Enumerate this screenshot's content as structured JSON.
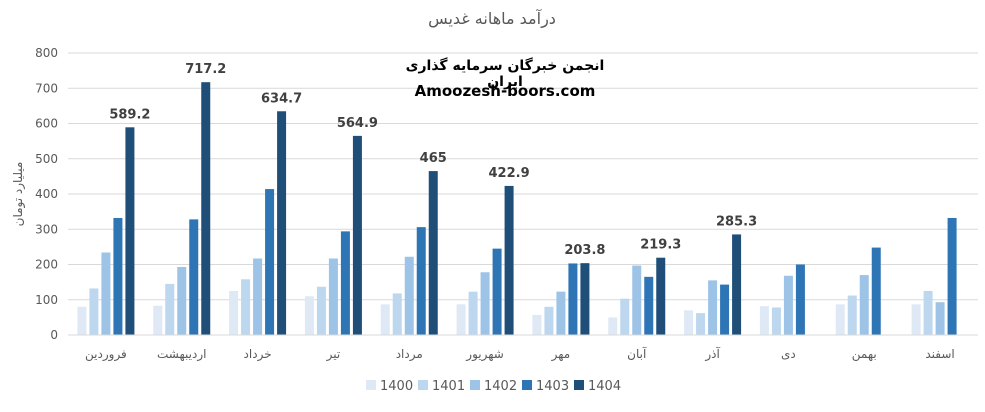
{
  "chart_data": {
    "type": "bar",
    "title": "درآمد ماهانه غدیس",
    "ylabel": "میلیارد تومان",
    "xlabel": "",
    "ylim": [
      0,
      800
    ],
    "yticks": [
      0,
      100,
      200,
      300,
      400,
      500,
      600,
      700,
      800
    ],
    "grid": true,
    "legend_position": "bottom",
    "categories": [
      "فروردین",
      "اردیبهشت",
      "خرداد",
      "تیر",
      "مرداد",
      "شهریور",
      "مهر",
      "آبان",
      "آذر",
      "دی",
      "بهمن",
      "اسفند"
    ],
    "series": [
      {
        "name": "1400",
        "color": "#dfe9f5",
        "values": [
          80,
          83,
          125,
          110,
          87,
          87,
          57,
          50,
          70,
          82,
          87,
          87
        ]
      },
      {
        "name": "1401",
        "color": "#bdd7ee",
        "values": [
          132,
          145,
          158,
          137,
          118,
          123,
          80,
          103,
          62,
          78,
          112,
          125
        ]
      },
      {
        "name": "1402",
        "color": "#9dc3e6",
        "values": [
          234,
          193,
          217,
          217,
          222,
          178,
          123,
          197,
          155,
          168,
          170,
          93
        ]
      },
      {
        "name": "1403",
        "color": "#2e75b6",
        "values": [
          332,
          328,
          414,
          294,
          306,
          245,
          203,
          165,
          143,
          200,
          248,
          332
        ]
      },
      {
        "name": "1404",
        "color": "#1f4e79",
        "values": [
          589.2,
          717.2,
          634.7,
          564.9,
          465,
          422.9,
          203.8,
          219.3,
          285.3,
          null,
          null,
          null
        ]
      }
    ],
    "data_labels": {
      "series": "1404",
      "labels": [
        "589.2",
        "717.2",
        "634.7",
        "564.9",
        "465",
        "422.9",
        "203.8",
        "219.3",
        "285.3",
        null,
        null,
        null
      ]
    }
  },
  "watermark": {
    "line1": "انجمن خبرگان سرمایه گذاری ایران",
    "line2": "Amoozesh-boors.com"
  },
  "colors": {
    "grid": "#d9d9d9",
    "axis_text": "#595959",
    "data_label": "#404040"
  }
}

---

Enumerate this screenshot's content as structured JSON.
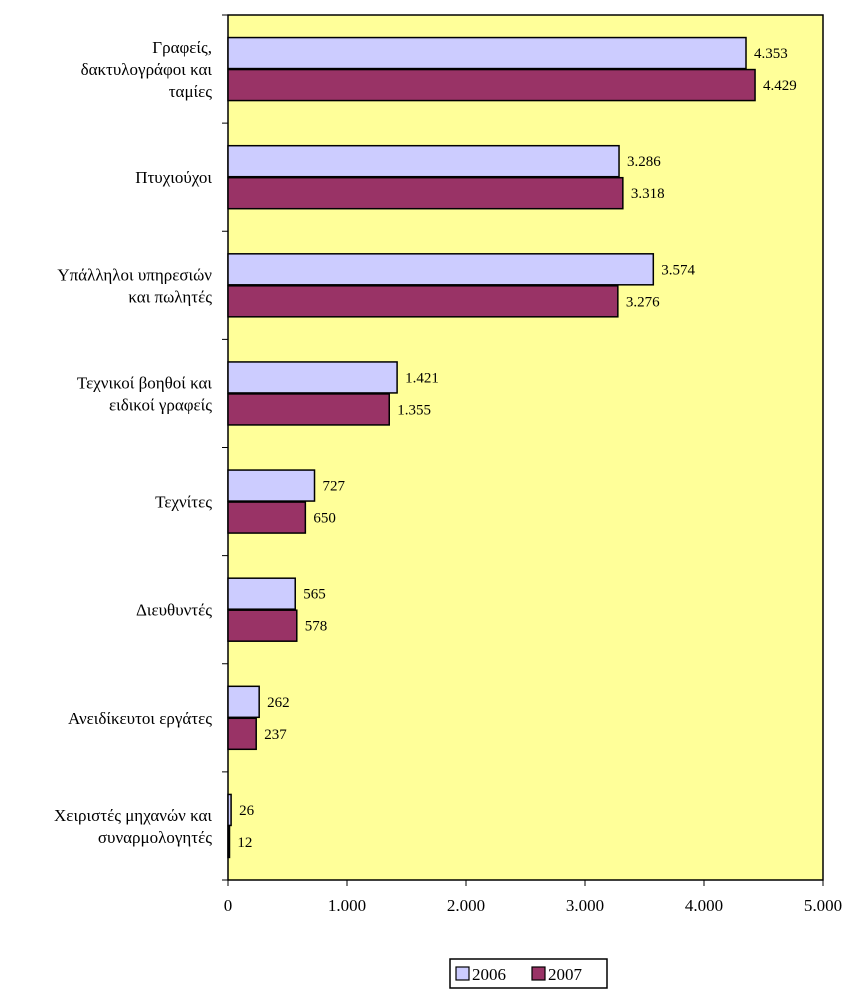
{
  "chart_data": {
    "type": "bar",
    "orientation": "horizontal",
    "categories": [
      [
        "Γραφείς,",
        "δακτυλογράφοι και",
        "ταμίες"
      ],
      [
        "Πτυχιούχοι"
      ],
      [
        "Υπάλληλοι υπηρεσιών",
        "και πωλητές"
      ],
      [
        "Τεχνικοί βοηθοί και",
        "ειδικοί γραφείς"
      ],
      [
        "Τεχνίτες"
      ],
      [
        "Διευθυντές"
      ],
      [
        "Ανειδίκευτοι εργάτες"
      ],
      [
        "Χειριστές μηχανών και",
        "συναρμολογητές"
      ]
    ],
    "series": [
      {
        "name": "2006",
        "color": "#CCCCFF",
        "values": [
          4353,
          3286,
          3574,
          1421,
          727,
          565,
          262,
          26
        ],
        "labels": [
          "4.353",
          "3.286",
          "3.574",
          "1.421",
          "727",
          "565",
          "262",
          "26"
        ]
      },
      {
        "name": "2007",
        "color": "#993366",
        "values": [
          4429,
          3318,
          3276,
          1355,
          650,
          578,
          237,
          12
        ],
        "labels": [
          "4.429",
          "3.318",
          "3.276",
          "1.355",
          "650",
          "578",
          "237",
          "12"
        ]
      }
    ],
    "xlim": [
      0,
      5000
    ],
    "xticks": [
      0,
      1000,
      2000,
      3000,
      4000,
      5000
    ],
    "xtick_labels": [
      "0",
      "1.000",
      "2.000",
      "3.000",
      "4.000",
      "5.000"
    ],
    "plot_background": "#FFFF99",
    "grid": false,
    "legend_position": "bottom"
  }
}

Given exercise: Count how many lines include the string "name". Nothing but the number is needed.

Completed task: 7